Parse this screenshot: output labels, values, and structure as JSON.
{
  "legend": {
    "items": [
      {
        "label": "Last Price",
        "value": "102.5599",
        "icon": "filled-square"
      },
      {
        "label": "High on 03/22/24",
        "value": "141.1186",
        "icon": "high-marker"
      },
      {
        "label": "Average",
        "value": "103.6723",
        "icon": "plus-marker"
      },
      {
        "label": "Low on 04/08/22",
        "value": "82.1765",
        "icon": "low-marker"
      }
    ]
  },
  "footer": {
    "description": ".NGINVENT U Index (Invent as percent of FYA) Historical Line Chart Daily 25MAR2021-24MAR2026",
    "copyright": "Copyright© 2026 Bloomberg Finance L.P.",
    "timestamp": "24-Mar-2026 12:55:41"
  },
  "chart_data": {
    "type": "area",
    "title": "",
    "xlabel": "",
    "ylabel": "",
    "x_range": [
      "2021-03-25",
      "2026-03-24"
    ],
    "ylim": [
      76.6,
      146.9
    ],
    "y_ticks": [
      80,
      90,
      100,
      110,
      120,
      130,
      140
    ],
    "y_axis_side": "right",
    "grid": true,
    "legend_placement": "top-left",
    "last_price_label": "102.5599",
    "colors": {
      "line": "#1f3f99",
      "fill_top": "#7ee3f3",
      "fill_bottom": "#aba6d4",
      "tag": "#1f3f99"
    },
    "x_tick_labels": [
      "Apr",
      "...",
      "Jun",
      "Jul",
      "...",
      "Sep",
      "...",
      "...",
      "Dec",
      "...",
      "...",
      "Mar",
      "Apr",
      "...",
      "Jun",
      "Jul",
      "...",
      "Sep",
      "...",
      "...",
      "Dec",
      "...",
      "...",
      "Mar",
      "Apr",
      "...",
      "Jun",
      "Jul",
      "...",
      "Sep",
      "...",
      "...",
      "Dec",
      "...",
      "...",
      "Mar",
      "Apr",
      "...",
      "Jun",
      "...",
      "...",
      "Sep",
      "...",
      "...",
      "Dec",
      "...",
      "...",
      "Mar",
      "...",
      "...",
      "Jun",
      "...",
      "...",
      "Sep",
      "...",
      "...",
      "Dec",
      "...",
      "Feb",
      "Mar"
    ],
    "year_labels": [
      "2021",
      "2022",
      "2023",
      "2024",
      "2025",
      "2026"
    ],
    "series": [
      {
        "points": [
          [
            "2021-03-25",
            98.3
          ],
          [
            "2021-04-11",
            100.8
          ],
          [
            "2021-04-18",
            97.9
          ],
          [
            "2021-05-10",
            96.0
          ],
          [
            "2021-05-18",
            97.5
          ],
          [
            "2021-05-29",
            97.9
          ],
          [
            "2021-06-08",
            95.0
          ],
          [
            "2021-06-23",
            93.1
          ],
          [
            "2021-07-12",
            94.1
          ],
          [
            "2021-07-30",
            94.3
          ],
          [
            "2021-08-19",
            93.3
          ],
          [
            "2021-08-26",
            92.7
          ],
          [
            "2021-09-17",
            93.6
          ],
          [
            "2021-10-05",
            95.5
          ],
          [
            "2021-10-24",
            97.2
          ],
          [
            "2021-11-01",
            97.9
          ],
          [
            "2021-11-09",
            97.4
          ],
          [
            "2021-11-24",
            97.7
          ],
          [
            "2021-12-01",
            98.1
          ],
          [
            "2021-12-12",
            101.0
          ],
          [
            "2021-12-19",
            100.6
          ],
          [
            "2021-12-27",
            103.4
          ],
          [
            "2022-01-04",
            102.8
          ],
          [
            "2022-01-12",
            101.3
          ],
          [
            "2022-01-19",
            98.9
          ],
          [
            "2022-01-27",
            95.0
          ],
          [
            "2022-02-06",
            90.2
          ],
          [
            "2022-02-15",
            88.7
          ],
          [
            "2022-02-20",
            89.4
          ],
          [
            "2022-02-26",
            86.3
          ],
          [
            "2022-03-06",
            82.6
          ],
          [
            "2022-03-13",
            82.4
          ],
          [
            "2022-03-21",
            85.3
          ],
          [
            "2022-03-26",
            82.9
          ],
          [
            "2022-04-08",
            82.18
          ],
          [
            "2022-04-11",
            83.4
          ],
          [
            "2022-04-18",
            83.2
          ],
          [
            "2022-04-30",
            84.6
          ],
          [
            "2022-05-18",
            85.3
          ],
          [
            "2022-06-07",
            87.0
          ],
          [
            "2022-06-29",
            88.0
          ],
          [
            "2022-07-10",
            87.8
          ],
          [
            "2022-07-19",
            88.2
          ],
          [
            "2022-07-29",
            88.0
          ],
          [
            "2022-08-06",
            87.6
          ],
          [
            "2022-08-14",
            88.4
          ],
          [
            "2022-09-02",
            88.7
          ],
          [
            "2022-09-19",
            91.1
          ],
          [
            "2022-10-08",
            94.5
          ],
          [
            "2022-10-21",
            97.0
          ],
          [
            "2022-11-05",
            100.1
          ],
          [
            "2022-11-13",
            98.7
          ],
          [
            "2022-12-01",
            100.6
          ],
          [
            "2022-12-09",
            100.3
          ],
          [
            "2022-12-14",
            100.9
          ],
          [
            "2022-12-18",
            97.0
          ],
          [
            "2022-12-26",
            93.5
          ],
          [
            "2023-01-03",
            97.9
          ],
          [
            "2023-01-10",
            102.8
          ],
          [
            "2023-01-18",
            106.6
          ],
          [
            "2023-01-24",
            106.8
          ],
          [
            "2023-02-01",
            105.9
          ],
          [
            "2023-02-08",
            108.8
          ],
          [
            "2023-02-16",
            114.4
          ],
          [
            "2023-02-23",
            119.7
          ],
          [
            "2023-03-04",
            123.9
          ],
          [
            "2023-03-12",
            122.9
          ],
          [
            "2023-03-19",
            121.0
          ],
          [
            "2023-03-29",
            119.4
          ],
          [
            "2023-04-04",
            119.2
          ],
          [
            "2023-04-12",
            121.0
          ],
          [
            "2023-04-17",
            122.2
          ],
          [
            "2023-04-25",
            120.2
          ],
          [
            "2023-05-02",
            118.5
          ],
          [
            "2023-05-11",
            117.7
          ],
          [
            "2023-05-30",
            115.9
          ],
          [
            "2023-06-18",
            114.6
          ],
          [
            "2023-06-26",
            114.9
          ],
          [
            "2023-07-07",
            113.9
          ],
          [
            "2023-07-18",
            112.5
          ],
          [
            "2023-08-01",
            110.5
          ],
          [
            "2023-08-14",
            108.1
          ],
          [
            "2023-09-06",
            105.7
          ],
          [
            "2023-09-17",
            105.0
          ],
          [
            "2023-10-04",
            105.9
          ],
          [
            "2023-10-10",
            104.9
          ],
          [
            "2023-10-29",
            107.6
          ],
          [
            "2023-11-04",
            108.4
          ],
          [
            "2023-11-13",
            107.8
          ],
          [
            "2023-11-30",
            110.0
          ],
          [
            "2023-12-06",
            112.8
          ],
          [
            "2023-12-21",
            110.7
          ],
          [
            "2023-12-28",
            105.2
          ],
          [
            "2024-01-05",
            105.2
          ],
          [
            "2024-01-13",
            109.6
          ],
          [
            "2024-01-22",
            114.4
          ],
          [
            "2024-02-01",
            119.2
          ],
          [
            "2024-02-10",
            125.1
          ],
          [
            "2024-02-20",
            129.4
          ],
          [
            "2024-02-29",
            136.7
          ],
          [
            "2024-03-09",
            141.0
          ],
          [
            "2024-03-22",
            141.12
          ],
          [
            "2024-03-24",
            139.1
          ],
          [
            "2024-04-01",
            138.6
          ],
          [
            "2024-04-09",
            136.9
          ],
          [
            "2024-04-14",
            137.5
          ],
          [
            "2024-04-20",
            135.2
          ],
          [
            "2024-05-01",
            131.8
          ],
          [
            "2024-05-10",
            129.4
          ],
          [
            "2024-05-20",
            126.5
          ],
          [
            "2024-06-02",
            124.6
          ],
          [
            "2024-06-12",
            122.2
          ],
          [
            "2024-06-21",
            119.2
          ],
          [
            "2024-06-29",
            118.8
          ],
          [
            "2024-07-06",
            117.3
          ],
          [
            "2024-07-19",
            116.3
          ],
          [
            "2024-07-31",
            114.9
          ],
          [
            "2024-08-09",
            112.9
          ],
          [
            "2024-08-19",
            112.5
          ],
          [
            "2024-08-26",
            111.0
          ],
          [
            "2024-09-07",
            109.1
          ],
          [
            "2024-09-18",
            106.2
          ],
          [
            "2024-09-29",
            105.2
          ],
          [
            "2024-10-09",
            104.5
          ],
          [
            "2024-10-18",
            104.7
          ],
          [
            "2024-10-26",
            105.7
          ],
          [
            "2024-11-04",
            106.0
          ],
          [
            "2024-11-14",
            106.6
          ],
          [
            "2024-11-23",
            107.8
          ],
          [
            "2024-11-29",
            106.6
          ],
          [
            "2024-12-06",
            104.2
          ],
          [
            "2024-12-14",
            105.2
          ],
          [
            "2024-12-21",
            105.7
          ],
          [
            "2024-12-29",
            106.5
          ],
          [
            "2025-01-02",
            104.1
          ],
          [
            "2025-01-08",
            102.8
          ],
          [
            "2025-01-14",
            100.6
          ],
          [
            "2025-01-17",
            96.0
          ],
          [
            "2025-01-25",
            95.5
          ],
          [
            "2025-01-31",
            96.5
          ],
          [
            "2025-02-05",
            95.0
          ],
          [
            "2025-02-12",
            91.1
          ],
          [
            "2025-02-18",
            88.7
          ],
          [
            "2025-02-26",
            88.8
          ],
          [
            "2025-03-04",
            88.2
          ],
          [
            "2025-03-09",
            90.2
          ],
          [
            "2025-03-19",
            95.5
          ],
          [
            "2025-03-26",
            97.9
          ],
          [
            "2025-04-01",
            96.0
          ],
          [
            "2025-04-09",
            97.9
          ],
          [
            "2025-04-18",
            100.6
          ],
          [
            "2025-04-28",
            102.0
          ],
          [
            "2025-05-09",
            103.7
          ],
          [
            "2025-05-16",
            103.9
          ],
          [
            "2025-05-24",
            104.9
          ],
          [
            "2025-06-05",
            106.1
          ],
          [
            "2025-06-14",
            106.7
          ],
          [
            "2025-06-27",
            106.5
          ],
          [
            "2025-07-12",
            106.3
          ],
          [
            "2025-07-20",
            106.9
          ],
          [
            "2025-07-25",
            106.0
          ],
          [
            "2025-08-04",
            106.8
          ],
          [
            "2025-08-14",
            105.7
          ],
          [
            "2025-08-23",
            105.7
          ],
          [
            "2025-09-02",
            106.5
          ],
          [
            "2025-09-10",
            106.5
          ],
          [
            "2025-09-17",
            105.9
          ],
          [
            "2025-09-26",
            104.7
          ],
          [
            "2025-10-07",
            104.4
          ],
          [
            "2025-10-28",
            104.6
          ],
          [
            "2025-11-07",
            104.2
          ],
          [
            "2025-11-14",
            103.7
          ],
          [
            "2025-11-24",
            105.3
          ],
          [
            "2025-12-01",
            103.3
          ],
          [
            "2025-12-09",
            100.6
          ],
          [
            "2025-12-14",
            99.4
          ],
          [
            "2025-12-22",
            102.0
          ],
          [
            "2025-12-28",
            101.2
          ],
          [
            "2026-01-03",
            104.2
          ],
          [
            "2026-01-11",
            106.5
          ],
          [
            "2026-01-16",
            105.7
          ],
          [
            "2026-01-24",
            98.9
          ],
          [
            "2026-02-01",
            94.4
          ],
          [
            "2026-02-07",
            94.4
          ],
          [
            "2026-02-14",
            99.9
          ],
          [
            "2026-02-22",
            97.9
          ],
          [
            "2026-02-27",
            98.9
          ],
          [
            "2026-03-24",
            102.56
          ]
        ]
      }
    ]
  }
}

◇ ◇ ◇ ◇ ◇ ◇ ◇

> [To do] Check each line of the records above for "marker", and copy those that have it.

> [Written response]
        "icon": "high-marker"
        "icon": "plus-marker"
        "icon": "low-marker"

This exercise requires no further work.